**What is expected**
Rewrite the YCB benchmark text starting at "What do we Test?" and ending at "like a finger.", putting "brief" wherever "short" appears.

Guides

Benchmark Experiments

Object and Pose Recognition on the YCB Dataset

What do we Test?

We split up the experiments into a short benchmark test suite and a long one. The short suite tests performance on a subset of 10 out of the 77 YCB objects which allows us to asses performance under different conditions more quickly. Unless otherwise indicated, the 10 objects are chosen to be distinct in morphology and models are learned using the surface agent, which follows the object surface much like a finger.

When building the graph we add a new point if it differs in location by more than 1cm from other points already learned, or its features are different from physically nearby learned points (a difference of 0.1 for hue and 1 for log curvature). Experiments using these models have 10distobj in their name.

To be able to test the ability to distinguish similar objects (for example by using more sophisticated policies) we also have a test set of 10 similar objects (shown below) learned in the same way. Experiments using these models have 10simobj in their name.

**Box coordinate listings**
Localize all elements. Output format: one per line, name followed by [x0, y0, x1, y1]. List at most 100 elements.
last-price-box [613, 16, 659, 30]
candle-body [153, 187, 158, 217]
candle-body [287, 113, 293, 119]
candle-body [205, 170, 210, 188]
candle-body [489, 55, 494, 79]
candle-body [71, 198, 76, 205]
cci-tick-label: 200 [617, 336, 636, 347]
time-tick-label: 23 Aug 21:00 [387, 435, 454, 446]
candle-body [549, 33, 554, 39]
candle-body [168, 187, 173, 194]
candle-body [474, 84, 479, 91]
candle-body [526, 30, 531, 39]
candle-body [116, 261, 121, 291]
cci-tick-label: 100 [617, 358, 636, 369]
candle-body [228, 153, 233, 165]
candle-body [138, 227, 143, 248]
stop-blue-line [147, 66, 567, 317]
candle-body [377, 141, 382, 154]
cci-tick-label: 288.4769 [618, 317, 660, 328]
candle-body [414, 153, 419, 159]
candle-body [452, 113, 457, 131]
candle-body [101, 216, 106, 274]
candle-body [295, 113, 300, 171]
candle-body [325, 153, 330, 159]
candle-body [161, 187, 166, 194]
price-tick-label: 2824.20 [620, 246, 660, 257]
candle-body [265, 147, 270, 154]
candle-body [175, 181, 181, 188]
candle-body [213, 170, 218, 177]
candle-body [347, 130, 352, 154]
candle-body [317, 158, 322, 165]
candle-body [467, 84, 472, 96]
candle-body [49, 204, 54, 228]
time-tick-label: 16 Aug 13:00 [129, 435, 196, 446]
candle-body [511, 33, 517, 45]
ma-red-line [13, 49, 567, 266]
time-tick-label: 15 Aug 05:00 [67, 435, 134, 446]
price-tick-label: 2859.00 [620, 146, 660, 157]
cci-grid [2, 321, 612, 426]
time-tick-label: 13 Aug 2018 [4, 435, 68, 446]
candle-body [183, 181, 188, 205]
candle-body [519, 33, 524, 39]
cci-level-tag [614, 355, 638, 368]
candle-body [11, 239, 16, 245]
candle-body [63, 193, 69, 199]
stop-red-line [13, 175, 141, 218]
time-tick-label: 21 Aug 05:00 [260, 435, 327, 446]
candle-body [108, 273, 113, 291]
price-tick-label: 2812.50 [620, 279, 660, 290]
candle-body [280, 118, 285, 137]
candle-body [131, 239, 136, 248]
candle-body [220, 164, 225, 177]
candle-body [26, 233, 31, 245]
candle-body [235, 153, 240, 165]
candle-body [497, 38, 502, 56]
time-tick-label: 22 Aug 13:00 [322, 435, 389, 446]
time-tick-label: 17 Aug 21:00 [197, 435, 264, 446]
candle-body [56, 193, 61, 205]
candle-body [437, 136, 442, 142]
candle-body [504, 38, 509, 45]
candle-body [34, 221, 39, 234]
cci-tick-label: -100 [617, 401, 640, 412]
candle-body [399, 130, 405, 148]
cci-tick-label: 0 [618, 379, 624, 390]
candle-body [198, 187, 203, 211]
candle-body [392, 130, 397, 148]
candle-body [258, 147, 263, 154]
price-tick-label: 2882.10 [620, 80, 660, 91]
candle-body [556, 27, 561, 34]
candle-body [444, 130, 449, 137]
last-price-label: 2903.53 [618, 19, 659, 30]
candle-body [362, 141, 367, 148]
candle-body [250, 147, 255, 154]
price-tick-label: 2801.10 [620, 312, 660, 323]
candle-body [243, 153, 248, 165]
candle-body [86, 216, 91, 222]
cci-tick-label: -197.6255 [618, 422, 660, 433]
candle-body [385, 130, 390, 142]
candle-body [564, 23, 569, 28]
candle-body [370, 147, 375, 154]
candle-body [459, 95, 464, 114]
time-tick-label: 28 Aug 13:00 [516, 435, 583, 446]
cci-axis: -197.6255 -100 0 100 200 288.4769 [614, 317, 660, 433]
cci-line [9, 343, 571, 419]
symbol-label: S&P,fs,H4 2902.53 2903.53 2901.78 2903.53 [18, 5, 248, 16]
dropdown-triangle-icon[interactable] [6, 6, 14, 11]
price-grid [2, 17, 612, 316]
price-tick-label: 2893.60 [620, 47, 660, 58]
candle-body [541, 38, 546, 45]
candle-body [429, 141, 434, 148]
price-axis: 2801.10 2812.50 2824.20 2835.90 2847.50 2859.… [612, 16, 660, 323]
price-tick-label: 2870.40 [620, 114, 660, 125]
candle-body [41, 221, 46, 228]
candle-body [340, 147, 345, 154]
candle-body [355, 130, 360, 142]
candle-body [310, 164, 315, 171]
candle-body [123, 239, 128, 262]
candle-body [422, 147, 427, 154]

**Solution to this task**
What do we Test?

We split up the experiments into a brief benchmark test suite and a long one. The brief suite tests performance on a subset of 10 out of the 77 YCB objects which allows us to asses performance under different conditions more quickly. Unless otherwise indicated, the 10 objects are chosen to be distinct in morphology and models are learned using the surface agent, which follows the object surface much like a finger.